EXTRACT
————————

Sunday, December 23, 2007

Date Nut Bread

Our family tradition for Christmas day goes like this:

Gather together and open stockings. Our stockings are stretchy thigh-high 1950's red vintage tights that belonged to my sister. Additional stockings are red cable high socks. The stockings get so big that they can either be hung with serious hardware or propped up by the fireplace. Stocking presents include an orange in the toe, canned pineapple, olives, and packs of gum individually wrapped. When the children were little, they left Santa a note and cookies. Santa obligingly ate the cookies and sometimes left a boot print in the fireplace ashes.

————————

WHAT YOU HAVE TO DO
In the date nut bread post, what is placed in the toe of each stocking?

DATA SHOWN
————————

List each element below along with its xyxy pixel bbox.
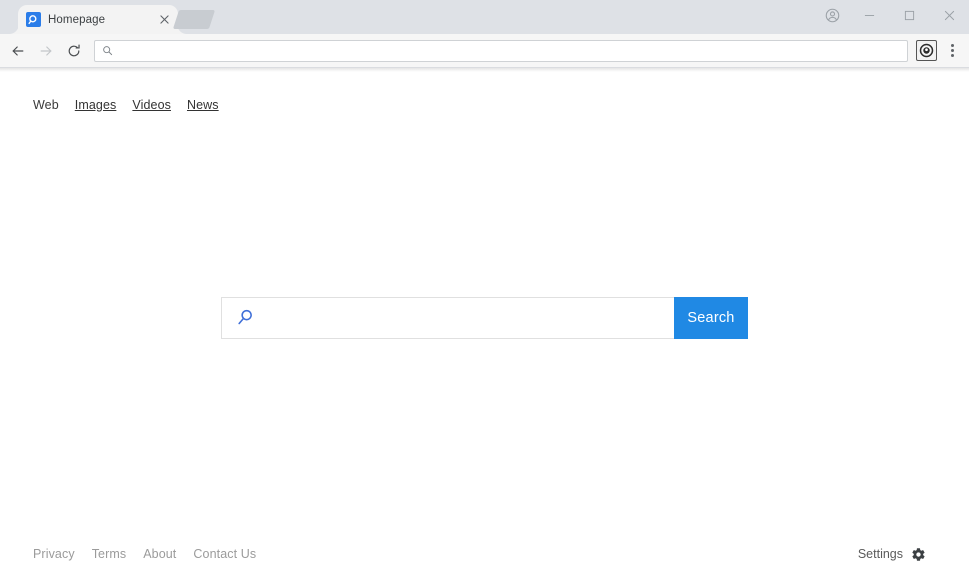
search-favicon <box>26 12 41 27</box>
extension-icon[interactable] <box>916 40 937 61</box>
toolbar-shadow <box>0 68 969 72</box>
address-bar[interactable] <box>94 39 908 62</box>
window-controls <box>815 0 969 30</box>
nav-item-web[interactable]: Web <box>33 98 59 112</box>
browser-window: Homepage Web Images Videos News Search P… <box>0 0 969 574</box>
tab-strip: Homepage <box>0 0 969 34</box>
reload-button-icon[interactable] <box>61 38 87 64</box>
address-bar-input[interactable] <box>120 41 901 60</box>
footer-link-privacy[interactable]: Privacy <box>33 547 75 561</box>
browser-toolbar <box>0 34 969 68</box>
nav-item-news[interactable]: News <box>187 98 219 112</box>
browser-tab-homepage[interactable]: Homepage <box>18 5 178 34</box>
footer-links: Privacy Terms About Contact Us <box>33 547 256 561</box>
chrome-menu-button[interactable] <box>941 38 963 64</box>
settings-label: Settings <box>857 547 903 561</box>
search-field[interactable] <box>221 297 674 339</box>
new-tab-button[interactable] <box>172 10 216 29</box>
footer-link-contact-us[interactable]: Contact Us <box>193 547 256 561</box>
tab-close-icon[interactable] <box>156 12 172 28</box>
nav-item-videos[interactable]: Videos <box>132 98 171 112</box>
menu-dot <box>950 44 954 47</box>
page-footer: Privacy Terms About Contact Us Settings <box>0 543 969 565</box>
omnibox-search-icon <box>101 44 114 57</box>
search-input[interactable] <box>264 305 674 331</box>
menu-dot <box>950 49 954 52</box>
nav-item-images[interactable]: Images <box>75 98 117 112</box>
back-button-icon[interactable] <box>5 38 31 64</box>
page-content: Web Images Videos News Search Privacy Te… <box>0 68 969 574</box>
search-box: Search <box>221 297 748 339</box>
window-minimize-button[interactable] <box>849 2 889 28</box>
footer-link-terms[interactable]: Terms <box>92 547 127 561</box>
menu-dot <box>950 54 954 57</box>
search-button[interactable]: Search <box>674 297 748 339</box>
window-close-button[interactable] <box>929 2 969 28</box>
window-maximize-button[interactable] <box>889 2 929 28</box>
settings-control[interactable]: Settings <box>858 547 926 562</box>
profile-avatar-icon[interactable] <box>815 2 849 28</box>
footer-link-about[interactable]: About <box>143 547 176 561</box>
forward-button-icon <box>33 38 59 64</box>
tab-title: Homepage <box>48 13 106 26</box>
search-icon <box>234 307 256 329</box>
top-navigation: Web Images Videos News <box>33 98 219 112</box>
gear-icon[interactable] <box>911 547 926 562</box>
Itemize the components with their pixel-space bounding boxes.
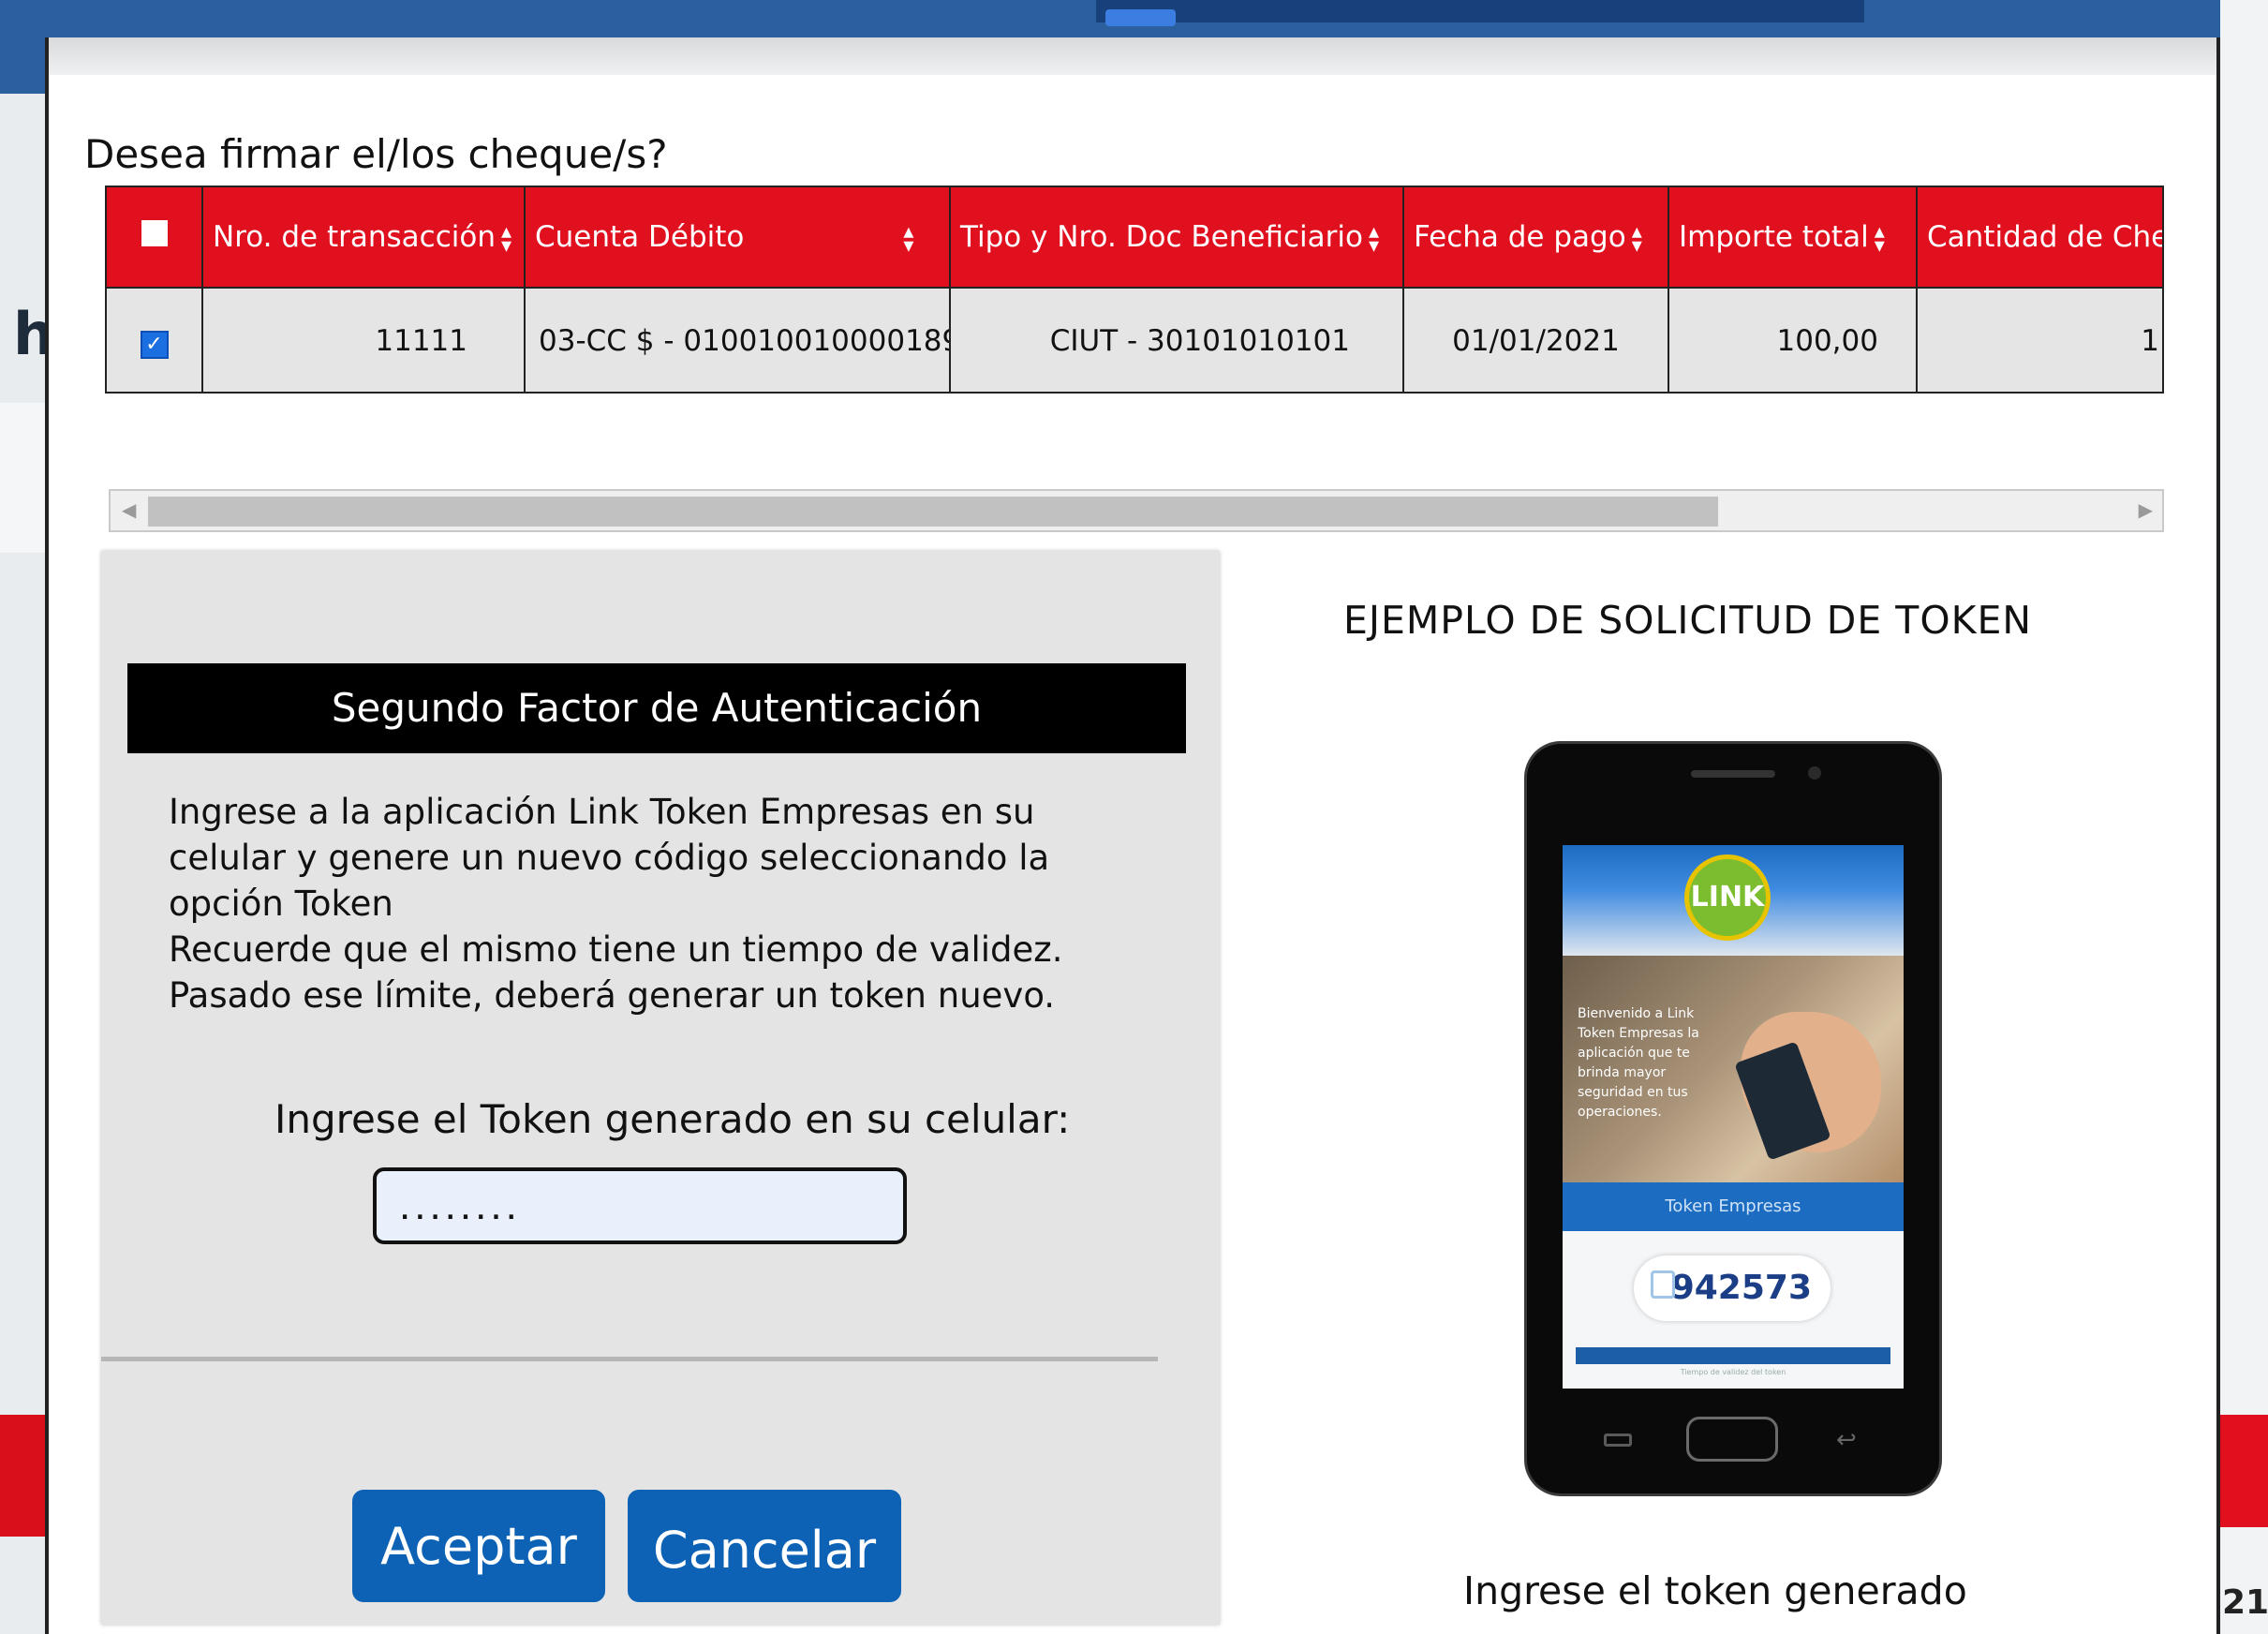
link-logo: LINK [1684, 854, 1771, 941]
cell-transaction: 11111 [202, 287, 526, 392]
table-horizontal-scrollbar[interactable]: ◀ ▶ [109, 489, 2164, 532]
two-factor-instructions: Ingrese a la aplicación Link Token Empre… [169, 789, 1180, 1018]
dialog-top-shade [49, 37, 2216, 75]
token-input[interactable] [373, 1167, 907, 1244]
welcome-text: Bienvenido a Link Token Empresas la apli… [1578, 1006, 1699, 1120]
sort-icon[interactable]: ▴ ▾ [903, 221, 913, 256]
phone-screen: LINK Bienvenido a Link Token Empresas la… [1563, 845, 1904, 1389]
scrollbar-thumb[interactable] [148, 497, 1718, 527]
screen-header: LINK [1563, 845, 1904, 956]
column-header-amount[interactable]: Importe total ▴ ▾ [1668, 187, 1918, 288]
phone-speaker [1691, 770, 1775, 778]
scroll-left-icon[interactable]: ◀ [122, 498, 136, 521]
cancel-button[interactable]: Cancelar [628, 1490, 901, 1602]
sort-icon[interactable]: ▴ ▾ [1875, 221, 1885, 256]
accept-button[interactable]: Aceptar [352, 1490, 605, 1602]
instruction-line: Recuerde que el mismo tiene un tiempo de… [169, 929, 1063, 970]
column-header-transaction[interactable]: Nro. de transacción ▴ ▾ [202, 187, 526, 288]
example-title: EJEMPLO DE SOLICITUD DE TOKEN [1343, 598, 2033, 643]
column-header-count[interactable]: Cantidad de Che [1917, 187, 2164, 288]
checks-table: Nro. de transacción ▴ ▾ Cuenta Débito ▴ ▾ Ti… [105, 186, 2164, 394]
token-label: Ingrese el Token generado en su celular: [274, 1096, 1071, 1142]
two-factor-panel: Segundo Factor de Autenticación Ingrese … [101, 551, 1220, 1625]
background-right-strip [2220, 0, 2268, 1634]
token-code: 942573 [1634, 1255, 1831, 1321]
panel-divider [101, 1357, 1158, 1361]
background-topbar-dark [1096, 0, 1864, 22]
cell-amount: 100,00 [1668, 287, 1918, 392]
two-factor-header: Segundo Factor de Autenticación [127, 663, 1186, 753]
select-all-header[interactable] [107, 187, 203, 288]
row-checkbox[interactable]: ✓ [140, 330, 169, 359]
token-code-value: 942573 [1670, 1269, 1812, 1307]
background-pill [1105, 9, 1176, 26]
instruction-line: celular y genere un nuevo código selecci… [169, 838, 1050, 878]
table-row[interactable]: ✓ 11111 03-CC $ - 010010010000189 CIUT -… [107, 287, 2162, 392]
select-all-checkbox[interactable] [141, 220, 168, 246]
sort-icon[interactable]: ▴ ▾ [1632, 221, 1642, 256]
column-header-date[interactable]: Fecha de pago ▴ ▾ [1403, 187, 1669, 288]
sort-icon[interactable]: ▴ ▾ [501, 221, 511, 256]
column-label: Importe total [1679, 220, 1869, 254]
menu-icon [1604, 1433, 1632, 1447]
background-right-number: 21 [2222, 1583, 2268, 1622]
column-label: Cantidad de Che [1927, 220, 2164, 254]
cell-account: 03-CC $ - 010010010000189 [525, 287, 951, 392]
column-label: Nro. de transacción [213, 220, 496, 254]
sort-icon[interactable]: ▴ ▾ [1369, 221, 1379, 256]
column-label: Fecha de pago [1414, 220, 1626, 254]
back-icon: ↩ [1836, 1426, 1857, 1454]
sign-checks-dialog: Desea firmar el/los cheque/s? Nro. de tr [45, 37, 2220, 1634]
example-caption: Ingrese el token generado [1463, 1568, 1967, 1613]
column-label: Tipo y Nro. Doc Beneficiario [960, 220, 1363, 254]
token-progress-label: Tiempo de validez del token [1680, 1368, 1786, 1376]
dialog-title: Desea firmar el/los cheque/s? [84, 131, 668, 177]
instruction-line: Ingrese a la aplicación Link Token Empre… [169, 792, 1035, 832]
cell-date: 01/01/2021 [1403, 287, 1669, 392]
row-select-cell[interactable]: ✓ [107, 287, 203, 392]
background-right-red [2220, 1415, 2268, 1527]
scroll-right-icon[interactable]: ▶ [2139, 498, 2153, 521]
screen-photo: Bienvenido a Link Token Empresas la apli… [1563, 956, 1904, 1182]
cell-beneficiary: CIUT - 30101010101 [950, 287, 1404, 392]
column-label: Cuenta Débito [535, 220, 745, 254]
column-header-account[interactable]: Cuenta Débito ▴ ▾ [525, 187, 951, 288]
phone-illustration: LINK Bienvenido a Link Token Empresas la… [1527, 744, 1939, 1493]
phone-camera [1808, 766, 1821, 780]
token-empresas-band: Token Empresas [1563, 1182, 1904, 1231]
cell-count: 1 [1917, 287, 2162, 392]
lock-icon [1651, 1270, 1675, 1299]
instruction-line: Pasado ese límite, deberá generar un tok… [169, 975, 1056, 1016]
token-progress-bar [1576, 1347, 1890, 1364]
home-button-icon [1686, 1417, 1778, 1462]
column-header-beneficiary[interactable]: Tipo y Nro. Doc Beneficiario ▴ ▾ [950, 187, 1404, 288]
instruction-line: opción Token [169, 884, 393, 924]
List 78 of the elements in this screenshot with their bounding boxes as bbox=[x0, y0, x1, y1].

————————

EXERCISE RESPONSE
An orange.